[begin Record set]

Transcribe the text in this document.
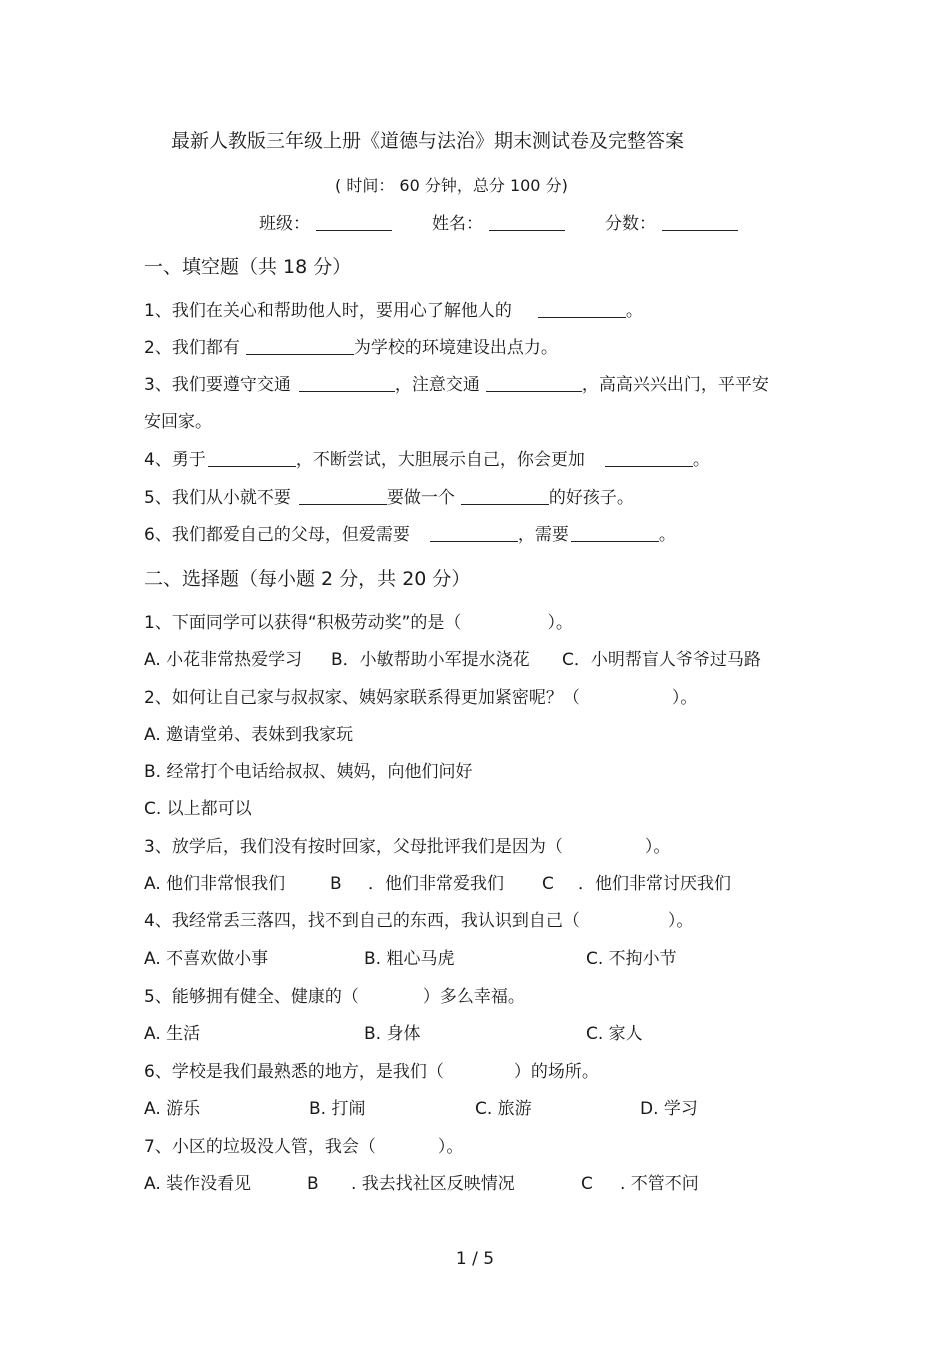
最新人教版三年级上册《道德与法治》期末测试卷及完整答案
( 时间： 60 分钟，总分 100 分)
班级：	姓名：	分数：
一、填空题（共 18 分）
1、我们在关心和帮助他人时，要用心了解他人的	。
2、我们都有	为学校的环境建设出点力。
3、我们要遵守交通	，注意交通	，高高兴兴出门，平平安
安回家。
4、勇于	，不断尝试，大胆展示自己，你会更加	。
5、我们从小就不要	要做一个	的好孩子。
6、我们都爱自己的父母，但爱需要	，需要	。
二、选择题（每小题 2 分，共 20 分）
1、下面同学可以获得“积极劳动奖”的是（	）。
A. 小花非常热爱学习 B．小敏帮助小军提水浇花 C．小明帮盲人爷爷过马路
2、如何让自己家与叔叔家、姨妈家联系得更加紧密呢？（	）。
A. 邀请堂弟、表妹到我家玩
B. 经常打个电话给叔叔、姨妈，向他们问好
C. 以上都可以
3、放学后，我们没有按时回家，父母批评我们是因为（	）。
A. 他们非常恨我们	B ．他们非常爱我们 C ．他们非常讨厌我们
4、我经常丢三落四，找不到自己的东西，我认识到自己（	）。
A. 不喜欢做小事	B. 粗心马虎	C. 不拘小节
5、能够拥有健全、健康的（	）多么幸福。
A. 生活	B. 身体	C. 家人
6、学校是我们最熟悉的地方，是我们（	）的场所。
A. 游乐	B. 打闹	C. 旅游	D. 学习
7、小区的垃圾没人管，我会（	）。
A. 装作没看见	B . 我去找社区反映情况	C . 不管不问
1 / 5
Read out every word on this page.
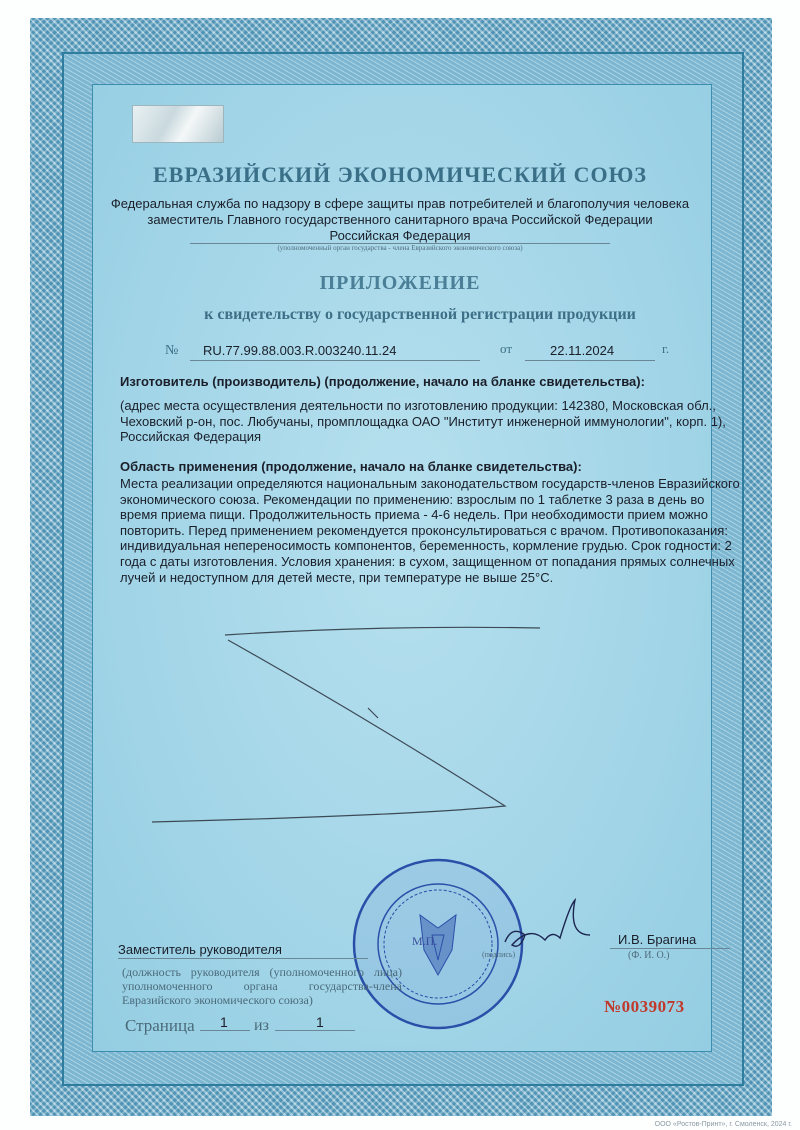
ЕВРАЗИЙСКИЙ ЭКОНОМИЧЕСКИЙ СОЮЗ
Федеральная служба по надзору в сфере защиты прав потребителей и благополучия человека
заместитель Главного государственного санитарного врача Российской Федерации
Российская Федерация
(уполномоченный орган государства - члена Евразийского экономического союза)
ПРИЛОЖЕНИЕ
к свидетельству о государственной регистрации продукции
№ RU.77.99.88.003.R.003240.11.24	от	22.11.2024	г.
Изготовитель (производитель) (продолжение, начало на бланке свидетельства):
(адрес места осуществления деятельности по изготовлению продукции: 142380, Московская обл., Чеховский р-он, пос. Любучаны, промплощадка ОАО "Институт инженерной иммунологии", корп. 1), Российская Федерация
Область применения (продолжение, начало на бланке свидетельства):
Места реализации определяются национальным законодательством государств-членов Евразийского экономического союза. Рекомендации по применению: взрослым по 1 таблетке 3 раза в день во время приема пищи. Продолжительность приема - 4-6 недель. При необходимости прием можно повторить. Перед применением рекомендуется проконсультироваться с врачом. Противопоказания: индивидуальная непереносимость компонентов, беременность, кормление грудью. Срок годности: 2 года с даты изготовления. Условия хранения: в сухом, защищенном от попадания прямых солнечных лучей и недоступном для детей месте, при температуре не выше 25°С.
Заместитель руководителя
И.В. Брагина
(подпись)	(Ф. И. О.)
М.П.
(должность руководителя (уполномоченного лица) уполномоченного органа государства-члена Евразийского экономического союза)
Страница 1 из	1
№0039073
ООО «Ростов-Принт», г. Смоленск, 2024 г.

[end Record set]

How many of the listing's lines contain "this"? Respond with a single number and nothing else.

2